Note each line that includes the word "Warenkorb". Copy those lines.

== DATA ENTRIES ==
%%

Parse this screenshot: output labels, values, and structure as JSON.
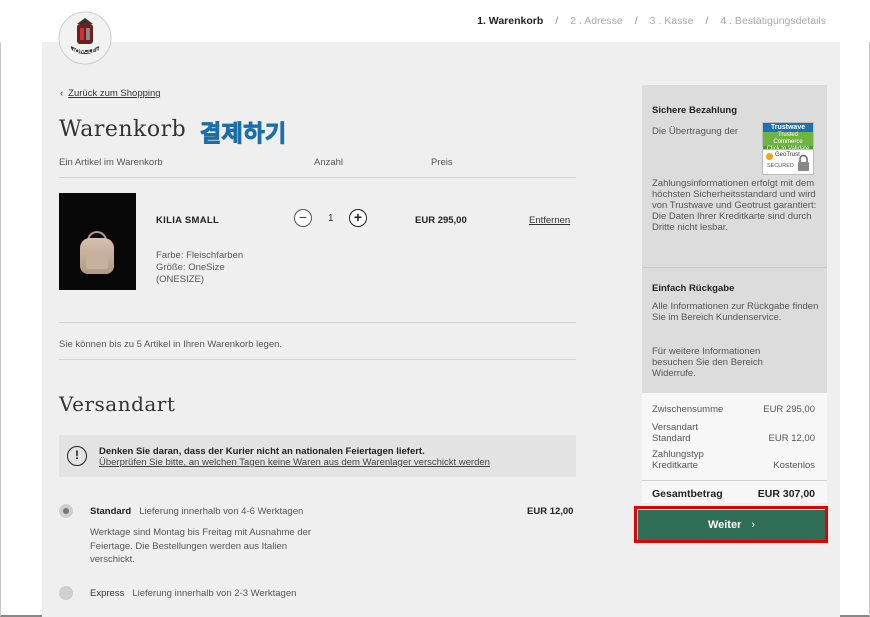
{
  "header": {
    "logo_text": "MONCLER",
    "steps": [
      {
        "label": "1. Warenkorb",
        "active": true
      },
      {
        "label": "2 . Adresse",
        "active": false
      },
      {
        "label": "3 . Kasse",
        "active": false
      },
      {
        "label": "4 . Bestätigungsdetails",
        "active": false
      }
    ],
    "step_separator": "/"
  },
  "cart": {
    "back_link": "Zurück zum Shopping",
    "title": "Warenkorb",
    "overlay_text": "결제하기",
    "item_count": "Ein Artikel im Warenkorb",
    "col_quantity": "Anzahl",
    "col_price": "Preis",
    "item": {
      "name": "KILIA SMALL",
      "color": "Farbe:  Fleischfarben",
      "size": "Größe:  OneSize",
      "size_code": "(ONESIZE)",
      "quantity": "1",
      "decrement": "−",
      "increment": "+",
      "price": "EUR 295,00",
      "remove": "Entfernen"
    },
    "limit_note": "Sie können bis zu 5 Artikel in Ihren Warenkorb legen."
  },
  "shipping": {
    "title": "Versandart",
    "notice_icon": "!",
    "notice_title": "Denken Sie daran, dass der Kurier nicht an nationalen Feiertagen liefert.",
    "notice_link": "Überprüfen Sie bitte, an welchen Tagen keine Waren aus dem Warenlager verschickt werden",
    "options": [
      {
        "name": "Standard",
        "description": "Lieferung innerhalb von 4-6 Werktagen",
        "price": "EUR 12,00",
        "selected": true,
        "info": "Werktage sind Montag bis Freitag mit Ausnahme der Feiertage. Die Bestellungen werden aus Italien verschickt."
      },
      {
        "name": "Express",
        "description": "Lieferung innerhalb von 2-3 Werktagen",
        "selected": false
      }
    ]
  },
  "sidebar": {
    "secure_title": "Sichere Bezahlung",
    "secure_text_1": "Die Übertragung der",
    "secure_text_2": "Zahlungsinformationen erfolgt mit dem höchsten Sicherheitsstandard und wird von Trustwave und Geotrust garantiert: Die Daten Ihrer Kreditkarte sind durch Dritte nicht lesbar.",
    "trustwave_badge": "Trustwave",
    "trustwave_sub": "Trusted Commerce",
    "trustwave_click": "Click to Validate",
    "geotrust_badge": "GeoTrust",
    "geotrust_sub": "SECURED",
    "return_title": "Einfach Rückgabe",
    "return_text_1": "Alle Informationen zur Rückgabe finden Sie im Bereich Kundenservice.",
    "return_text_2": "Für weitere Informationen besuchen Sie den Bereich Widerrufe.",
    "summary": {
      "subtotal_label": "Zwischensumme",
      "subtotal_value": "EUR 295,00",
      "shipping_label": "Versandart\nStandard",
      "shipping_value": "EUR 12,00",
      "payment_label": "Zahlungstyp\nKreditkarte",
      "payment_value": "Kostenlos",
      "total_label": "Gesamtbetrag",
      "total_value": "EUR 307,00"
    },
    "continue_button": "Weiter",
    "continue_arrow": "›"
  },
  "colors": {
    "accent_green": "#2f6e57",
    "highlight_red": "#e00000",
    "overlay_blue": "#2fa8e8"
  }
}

%%
%%

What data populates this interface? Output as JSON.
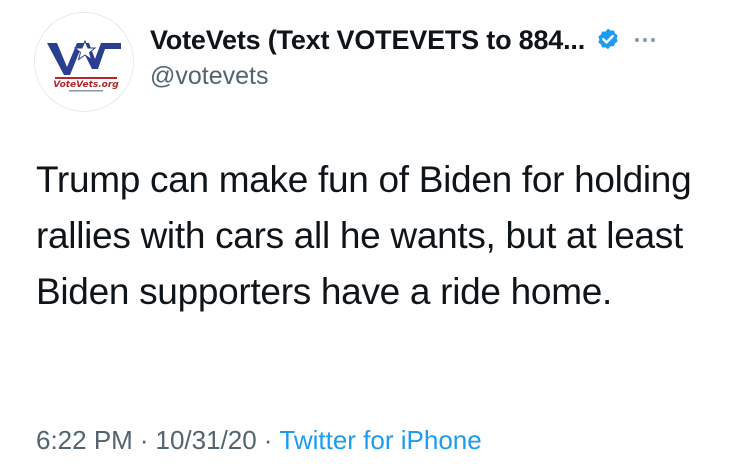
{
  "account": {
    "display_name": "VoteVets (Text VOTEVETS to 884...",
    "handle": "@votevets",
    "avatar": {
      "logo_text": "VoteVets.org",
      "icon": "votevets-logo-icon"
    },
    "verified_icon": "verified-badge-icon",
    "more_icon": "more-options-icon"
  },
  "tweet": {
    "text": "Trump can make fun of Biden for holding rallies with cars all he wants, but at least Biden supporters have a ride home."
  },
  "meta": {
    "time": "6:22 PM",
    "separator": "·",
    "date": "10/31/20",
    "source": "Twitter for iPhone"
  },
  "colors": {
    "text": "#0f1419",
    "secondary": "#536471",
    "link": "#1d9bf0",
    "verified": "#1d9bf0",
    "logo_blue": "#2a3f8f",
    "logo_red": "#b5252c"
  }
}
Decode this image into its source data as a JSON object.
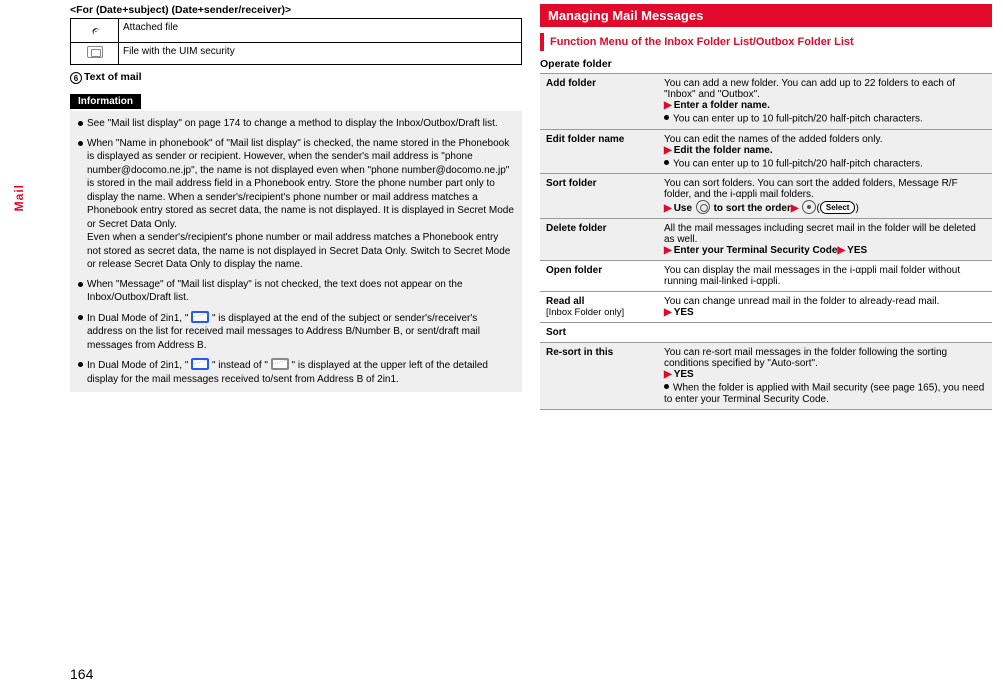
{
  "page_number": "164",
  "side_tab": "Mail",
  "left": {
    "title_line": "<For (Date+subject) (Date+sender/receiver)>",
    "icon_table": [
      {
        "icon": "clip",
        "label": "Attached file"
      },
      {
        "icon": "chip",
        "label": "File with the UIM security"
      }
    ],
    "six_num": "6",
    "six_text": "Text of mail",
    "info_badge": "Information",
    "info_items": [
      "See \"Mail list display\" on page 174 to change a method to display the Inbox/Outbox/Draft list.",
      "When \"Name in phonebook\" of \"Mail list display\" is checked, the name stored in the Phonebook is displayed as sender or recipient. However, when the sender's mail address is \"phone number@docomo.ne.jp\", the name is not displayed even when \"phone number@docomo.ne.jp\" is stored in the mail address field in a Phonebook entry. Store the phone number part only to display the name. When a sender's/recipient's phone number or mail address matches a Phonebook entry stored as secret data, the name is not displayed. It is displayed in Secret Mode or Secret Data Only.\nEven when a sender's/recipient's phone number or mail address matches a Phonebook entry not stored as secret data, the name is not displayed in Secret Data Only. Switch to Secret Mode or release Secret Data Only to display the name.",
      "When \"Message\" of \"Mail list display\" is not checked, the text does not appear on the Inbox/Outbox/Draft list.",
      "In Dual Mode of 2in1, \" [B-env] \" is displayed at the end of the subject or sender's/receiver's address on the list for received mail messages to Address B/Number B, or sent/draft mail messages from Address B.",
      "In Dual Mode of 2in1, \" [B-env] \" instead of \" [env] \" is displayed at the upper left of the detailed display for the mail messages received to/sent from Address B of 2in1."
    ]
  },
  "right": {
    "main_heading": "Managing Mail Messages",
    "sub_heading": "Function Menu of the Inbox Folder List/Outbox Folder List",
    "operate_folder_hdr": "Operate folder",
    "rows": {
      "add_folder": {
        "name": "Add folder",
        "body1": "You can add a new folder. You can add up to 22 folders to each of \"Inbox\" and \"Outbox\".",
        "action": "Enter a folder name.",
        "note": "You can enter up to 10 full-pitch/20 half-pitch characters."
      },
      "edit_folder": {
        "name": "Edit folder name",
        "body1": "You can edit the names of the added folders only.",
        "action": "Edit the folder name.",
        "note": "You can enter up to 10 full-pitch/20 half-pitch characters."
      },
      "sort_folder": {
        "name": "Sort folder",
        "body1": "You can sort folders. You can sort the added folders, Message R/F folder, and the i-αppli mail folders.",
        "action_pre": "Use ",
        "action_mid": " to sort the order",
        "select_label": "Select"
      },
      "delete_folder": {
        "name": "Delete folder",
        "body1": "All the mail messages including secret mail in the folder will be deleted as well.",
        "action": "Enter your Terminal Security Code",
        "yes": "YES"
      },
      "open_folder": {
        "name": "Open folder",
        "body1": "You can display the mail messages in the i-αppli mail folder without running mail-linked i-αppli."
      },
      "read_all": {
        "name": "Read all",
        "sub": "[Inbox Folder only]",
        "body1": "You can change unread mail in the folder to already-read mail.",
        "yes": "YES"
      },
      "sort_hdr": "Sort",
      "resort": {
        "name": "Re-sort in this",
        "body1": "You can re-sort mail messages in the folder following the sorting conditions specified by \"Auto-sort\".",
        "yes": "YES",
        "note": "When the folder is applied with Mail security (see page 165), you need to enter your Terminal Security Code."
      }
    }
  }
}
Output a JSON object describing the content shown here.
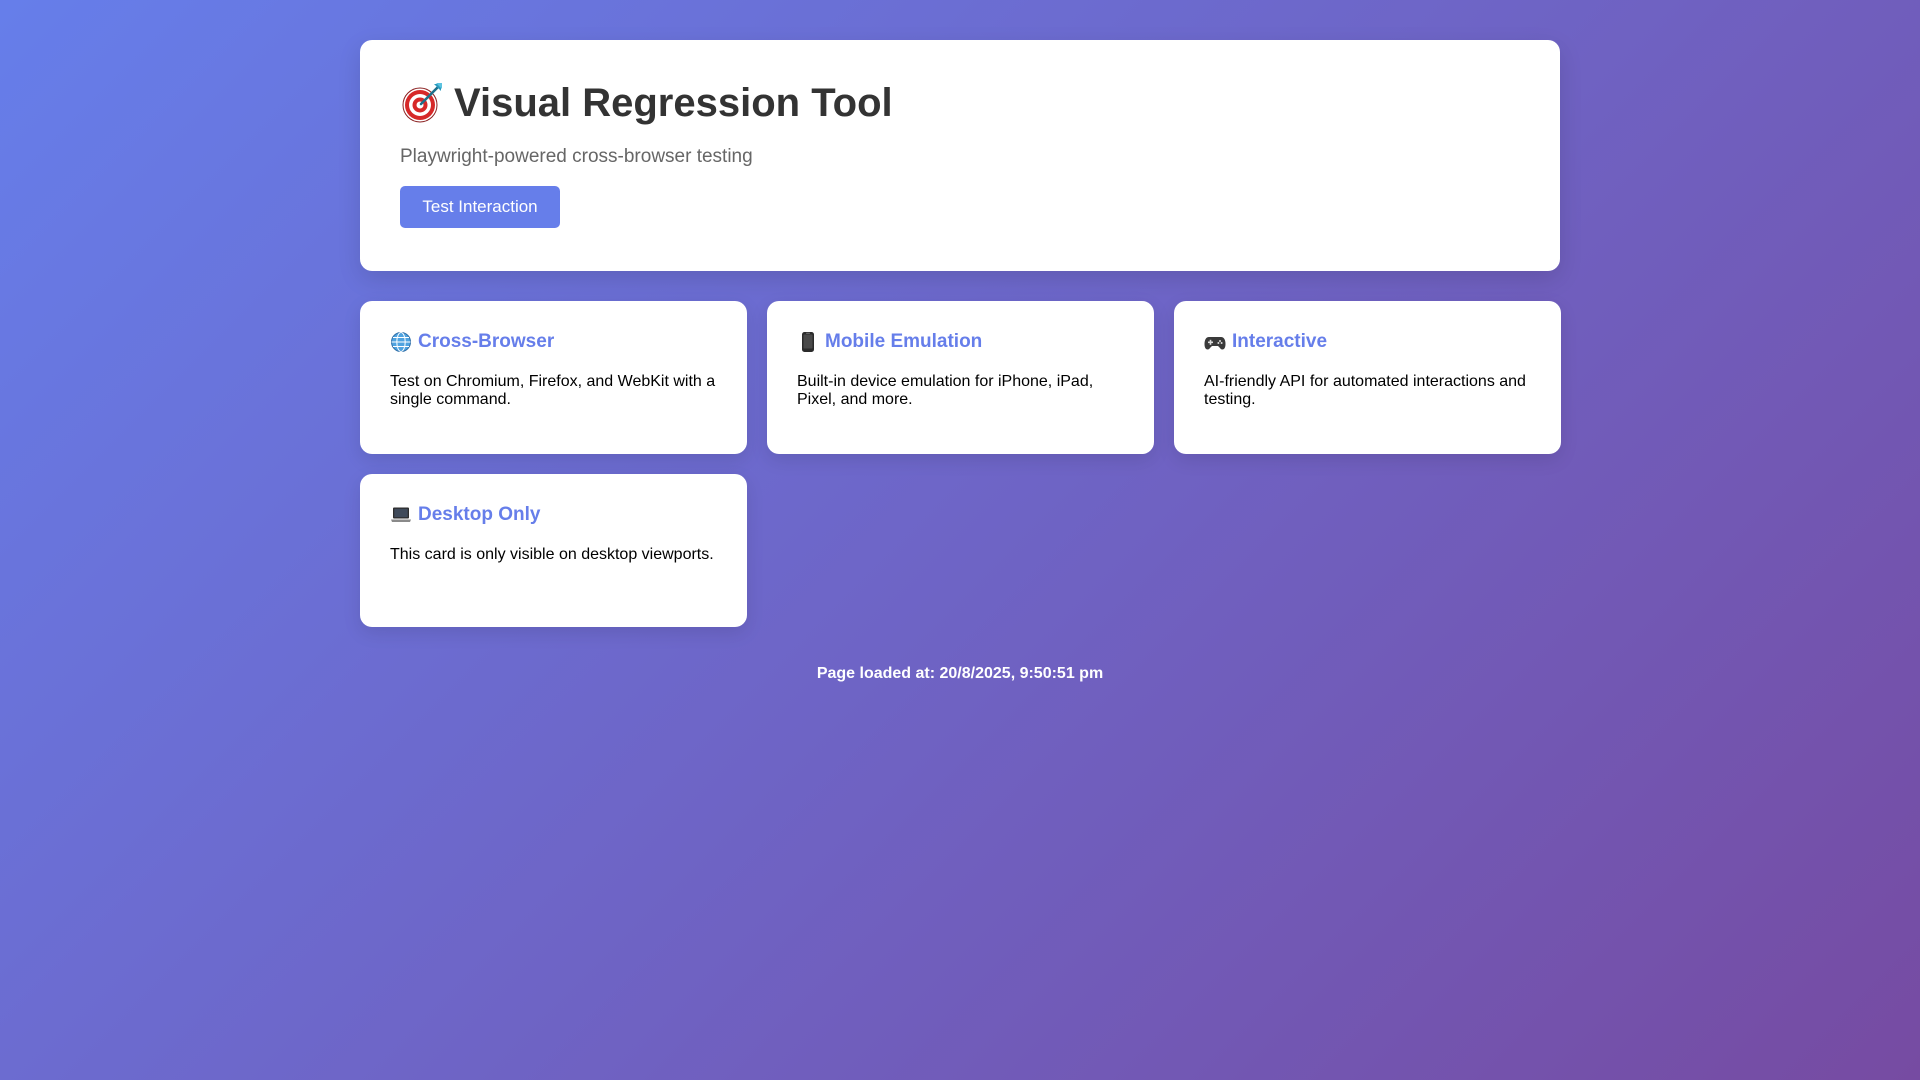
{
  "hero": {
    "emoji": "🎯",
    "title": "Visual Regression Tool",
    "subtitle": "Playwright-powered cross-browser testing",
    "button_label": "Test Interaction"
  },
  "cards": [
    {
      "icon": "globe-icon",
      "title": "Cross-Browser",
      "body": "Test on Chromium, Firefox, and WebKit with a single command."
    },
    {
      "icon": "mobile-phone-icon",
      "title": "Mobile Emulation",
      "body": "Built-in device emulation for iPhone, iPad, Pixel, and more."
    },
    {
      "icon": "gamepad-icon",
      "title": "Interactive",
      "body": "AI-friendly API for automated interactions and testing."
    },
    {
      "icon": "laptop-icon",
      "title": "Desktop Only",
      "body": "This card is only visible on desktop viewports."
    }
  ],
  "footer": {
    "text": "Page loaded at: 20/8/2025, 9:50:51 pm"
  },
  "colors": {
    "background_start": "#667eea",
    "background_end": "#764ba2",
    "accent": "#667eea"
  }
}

%%

== OUTPUT OF THE TASK ==
        "label": "1. Warenkorb",
    "title": "Warenkorb",
    "item_count": "Ein Artikel im Warenkorb",
    "limit_note": "Sie können bis zu 5 Artikel in Ihren Warenkorb legen."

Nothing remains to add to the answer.